DATASET EXTRACT:
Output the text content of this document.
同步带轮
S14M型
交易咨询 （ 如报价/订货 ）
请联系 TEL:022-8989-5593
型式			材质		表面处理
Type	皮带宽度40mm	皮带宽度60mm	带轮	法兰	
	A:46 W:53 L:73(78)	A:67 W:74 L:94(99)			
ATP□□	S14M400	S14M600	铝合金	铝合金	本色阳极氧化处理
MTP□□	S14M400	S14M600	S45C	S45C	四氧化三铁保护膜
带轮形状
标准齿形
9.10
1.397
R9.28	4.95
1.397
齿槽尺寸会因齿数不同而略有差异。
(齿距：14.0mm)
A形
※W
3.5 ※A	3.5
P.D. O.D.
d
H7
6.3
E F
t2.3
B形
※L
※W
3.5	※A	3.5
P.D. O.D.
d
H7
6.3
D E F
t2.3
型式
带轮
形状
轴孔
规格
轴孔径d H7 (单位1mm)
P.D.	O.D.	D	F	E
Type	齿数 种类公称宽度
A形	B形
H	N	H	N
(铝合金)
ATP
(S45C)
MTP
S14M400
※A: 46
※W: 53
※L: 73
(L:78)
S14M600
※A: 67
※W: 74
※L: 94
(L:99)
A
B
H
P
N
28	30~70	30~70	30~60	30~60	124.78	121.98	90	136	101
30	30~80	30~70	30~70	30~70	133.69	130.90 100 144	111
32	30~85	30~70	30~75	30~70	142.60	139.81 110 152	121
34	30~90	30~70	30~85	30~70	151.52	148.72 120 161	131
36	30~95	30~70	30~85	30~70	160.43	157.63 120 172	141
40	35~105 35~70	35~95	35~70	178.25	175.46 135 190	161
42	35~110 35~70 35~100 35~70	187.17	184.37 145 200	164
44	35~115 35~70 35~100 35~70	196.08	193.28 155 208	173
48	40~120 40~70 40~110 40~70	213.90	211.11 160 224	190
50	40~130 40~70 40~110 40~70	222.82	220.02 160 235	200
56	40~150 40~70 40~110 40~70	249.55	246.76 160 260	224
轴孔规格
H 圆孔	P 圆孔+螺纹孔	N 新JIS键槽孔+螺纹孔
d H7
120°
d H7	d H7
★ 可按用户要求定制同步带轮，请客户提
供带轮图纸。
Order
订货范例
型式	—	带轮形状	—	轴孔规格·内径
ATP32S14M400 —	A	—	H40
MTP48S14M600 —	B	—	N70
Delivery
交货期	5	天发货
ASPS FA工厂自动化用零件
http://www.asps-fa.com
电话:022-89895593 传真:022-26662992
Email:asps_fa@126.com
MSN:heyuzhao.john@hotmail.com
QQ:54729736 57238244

WHAT TO PRODUCE: Your task is to transcribe the listing above in full, exactly as given.

ANSWER TO THE PROBLEM:
Output the text content of this document.
同步带轮
S14M型
交易咨询 （ 如报价/订货 ）
请联系 TEL:022-8989-5593
型式			材质		表面处理
Type	皮带宽度40mm	皮带宽度60mm	带轮	法兰	
	A:46 W:53 L:73(78)	A:67 W:74 L:94(99)			
ATP□□	S14M400	S14M600	铝合金	铝合金	本色阳极氧化处理
MTP□□	S14M400	S14M600	S45C	S45C	四氧化三铁保护膜
带轮形状
标准齿形
9.10
1.397
R9.28	4.95
1.397
齿槽尺寸会因齿数不同而略有差异。
(齿距：14.0mm)
A形
※W
3.5 ※A	3.5
P.D. O.D.
d
H7
6.3
E F
t2.3
B形
※L
※W
3.5	※A	3.5
P.D. O.D.
d
H7
6.3
D E F
t2.3
型式
带轮
形状
轴孔
规格
轴孔径d H7 (单位1mm)
P.D.	O.D.	D	F	E
Type	齿数 种类公称宽度
A形	B形
H	N	H	N
(铝合金)
ATP
(S45C)
MTP
S14M400
※A: 46
※W: 53
※L: 73
(L:78)
S14M600
※A: 67
※W: 74
※L: 94
(L:99)
A
B
H
P
N
28	30~70	30~70	30~60	30~60	124.78	121.98	90	136	101
30	30~80	30~70	30~70	30~70	133.69	130.90 100 144	111
32	30~85	30~70	30~75	30~70	142.60	139.81 110 152	121
34	30~90	30~70	30~85	30~70	151.52	148.72 120 161	131
36	30~95	30~70	30~85	30~70	160.43	157.63 120 172	141
40	35~105 35~70	35~95	35~70	178.25	175.46 135 190	161
42	35~110 35~70 35~100 35~70	187.17	184.37 145 200	164
44	35~115 35~70 35~100 35~70	196.08	193.28 155 208	173
48	40~120 40~70 40~110 40~70	213.90	211.11 160 224	190
50	40~130 40~70 40~110 40~70	222.82	220.02 160 235	200
56	40~150 40~70 40~110 40~70	249.55	246.76 160 260	224
轴孔规格
H 圆孔	P 圆孔+螺纹孔	N 新JIS键槽孔+螺纹孔
d H7
120°
d H7	d H7
★ 可按用户要求定制同步带轮，请客户提
供带轮图纸。
Order
订货范例
型式	—	带轮形状	—	轴孔规格·内径
ATP32S14M400 —	A	—	H40
MTP48S14M600 —	B	—	N70
Delivery
交货期	5	天发货
ASPS FA工厂自动化用零件
http://www.asps-fa.com
电话:022-89895593 传真:022-26662992
Email:asps_fa@126.com
MSN:heyuzhao.john@hotmail.com
QQ:54729736 57238244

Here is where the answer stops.